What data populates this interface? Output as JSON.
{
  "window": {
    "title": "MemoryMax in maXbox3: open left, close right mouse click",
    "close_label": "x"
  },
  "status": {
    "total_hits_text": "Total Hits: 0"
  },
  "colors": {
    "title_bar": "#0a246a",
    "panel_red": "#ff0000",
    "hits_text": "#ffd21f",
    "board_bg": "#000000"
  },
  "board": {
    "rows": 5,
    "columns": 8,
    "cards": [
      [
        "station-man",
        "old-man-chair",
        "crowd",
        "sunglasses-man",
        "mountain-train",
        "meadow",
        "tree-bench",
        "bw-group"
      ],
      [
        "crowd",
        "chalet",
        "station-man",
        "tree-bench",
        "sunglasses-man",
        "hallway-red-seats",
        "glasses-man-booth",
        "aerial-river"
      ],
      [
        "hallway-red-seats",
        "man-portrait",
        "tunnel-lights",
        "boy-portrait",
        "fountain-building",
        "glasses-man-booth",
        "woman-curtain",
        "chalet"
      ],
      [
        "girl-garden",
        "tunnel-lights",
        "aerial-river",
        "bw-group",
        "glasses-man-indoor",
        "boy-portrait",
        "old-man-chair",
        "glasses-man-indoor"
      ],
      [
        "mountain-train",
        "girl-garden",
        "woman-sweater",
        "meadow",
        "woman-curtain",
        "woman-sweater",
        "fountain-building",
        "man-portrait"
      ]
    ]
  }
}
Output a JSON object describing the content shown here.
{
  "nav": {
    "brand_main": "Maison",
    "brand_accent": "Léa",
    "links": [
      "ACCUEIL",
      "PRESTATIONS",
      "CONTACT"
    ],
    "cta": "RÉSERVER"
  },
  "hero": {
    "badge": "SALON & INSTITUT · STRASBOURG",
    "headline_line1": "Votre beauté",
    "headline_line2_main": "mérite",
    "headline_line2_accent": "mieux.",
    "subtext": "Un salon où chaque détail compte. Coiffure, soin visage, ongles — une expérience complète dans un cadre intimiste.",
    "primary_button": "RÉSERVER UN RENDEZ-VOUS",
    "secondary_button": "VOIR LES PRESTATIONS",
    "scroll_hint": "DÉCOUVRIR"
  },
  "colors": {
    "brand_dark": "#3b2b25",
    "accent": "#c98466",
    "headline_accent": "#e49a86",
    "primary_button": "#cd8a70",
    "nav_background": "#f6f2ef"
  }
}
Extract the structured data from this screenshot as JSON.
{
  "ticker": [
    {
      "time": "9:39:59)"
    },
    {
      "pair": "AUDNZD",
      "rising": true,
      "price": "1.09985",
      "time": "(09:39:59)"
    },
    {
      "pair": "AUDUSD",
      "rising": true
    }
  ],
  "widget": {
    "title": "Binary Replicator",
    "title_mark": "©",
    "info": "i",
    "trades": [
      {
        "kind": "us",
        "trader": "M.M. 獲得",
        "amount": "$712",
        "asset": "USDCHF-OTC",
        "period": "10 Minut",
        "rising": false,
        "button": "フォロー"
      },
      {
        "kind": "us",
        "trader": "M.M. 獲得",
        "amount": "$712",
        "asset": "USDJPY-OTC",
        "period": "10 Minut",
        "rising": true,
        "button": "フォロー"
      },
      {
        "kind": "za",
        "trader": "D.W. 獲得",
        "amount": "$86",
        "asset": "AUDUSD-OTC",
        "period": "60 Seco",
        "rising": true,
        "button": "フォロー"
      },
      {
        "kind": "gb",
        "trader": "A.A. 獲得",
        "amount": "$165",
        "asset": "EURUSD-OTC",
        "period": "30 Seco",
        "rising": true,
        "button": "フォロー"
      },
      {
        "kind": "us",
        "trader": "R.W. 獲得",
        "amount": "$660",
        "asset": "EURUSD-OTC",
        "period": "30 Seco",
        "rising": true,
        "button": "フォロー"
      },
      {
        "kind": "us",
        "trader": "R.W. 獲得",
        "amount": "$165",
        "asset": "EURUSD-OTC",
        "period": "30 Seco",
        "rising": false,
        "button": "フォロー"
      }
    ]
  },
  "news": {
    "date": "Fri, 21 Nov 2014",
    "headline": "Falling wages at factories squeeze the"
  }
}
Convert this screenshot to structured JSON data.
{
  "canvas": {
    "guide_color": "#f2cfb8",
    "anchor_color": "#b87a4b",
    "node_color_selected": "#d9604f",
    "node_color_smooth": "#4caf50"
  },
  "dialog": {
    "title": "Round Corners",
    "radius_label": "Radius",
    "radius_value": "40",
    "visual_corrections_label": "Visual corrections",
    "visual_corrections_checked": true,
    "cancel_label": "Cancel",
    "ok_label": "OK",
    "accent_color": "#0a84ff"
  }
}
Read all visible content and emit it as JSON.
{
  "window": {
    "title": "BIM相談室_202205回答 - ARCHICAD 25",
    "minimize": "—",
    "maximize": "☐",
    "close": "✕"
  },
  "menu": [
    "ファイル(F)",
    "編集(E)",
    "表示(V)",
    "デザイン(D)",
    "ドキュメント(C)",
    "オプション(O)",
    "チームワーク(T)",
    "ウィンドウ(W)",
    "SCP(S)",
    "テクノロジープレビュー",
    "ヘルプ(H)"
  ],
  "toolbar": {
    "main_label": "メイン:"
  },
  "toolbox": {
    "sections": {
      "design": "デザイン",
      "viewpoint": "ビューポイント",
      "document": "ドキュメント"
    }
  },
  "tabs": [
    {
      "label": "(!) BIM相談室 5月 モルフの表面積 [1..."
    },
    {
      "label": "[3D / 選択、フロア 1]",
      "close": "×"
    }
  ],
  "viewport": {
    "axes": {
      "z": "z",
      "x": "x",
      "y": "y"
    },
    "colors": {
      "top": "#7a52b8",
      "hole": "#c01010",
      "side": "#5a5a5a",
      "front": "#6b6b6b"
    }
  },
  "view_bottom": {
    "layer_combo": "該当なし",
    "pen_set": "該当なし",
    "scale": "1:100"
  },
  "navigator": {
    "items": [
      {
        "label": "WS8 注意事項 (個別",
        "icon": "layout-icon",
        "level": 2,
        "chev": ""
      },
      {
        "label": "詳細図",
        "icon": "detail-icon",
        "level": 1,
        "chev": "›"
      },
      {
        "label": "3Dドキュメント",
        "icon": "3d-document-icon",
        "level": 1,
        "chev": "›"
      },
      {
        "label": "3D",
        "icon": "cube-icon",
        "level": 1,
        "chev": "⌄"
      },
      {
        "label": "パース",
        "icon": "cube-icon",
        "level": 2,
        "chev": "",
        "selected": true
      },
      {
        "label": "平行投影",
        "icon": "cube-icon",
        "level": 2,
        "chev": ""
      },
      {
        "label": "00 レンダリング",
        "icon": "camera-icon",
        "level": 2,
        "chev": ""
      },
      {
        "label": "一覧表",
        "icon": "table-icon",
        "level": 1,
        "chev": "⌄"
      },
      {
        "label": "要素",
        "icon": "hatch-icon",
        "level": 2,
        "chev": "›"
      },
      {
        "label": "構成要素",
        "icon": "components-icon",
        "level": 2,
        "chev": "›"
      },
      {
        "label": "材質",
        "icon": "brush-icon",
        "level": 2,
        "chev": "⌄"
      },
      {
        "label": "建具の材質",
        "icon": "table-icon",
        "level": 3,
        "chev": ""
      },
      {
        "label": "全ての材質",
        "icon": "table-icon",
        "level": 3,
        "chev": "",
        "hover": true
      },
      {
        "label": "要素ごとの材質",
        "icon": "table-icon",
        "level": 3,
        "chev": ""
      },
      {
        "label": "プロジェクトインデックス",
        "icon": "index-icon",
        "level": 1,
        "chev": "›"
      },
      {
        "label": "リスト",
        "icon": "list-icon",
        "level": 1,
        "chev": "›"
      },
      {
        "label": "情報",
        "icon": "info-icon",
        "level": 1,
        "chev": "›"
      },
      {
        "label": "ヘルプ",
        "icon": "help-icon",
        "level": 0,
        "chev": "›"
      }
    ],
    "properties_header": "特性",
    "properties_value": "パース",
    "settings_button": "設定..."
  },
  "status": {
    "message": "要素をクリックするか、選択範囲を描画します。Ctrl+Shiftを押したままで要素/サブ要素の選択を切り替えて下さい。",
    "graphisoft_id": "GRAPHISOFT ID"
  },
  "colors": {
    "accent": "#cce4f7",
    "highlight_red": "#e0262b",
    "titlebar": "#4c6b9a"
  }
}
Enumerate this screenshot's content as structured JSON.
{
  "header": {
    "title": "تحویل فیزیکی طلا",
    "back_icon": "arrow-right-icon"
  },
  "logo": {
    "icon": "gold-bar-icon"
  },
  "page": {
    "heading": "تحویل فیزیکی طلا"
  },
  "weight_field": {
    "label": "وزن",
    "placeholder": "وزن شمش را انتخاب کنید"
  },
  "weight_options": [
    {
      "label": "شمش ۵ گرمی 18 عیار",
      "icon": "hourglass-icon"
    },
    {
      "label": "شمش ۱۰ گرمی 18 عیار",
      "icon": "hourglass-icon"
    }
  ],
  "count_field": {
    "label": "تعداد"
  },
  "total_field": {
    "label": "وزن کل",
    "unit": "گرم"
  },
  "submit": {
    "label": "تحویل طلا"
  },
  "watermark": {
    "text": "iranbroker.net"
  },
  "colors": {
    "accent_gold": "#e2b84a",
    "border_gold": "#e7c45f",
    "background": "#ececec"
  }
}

┄┄┄┄┄┄┄┄┄┄┄┄┄┄┄┄┄┄┄┄

Work to be completed ::
Give back exactly the lines from the one containing "Enumerate this screenshot's" to the end of the material, both ends included.

Written solution ::
Enumerate this screenshot's content as structured JSON.
{
  "header": {
    "title": "تحویل فیزیکی طلا",
    "back_icon": "arrow-right-icon"
  },
  "logo": {
    "icon": "gold-bar-icon"
  },
  "page": {
    "heading": "تحویل فیزیکی طلا"
  },
  "weight_field": {
    "label": "وزن",
    "placeholder": "وزن شمش را انتخاب کنید"
  },
  "weight_options": [
    {
      "label": "شمش ۵ گرمی 18 عیار",
      "icon": "hourglass-icon"
    },
    {
      "label": "شمش ۱۰ گرمی 18 عیار",
      "icon": "hourglass-icon"
    }
  ],
  "count_field": {
    "label": "تعداد"
  },
  "total_field": {
    "label": "وزن کل",
    "unit": "گرم"
  },
  "submit": {
    "label": "تحویل طلا"
  },
  "watermark": {
    "text": "iranbroker.net"
  },
  "colors": {
    "accent_gold": "#e2b84a",
    "border_gold": "#e7c45f",
    "background": "#ececec"
  }
}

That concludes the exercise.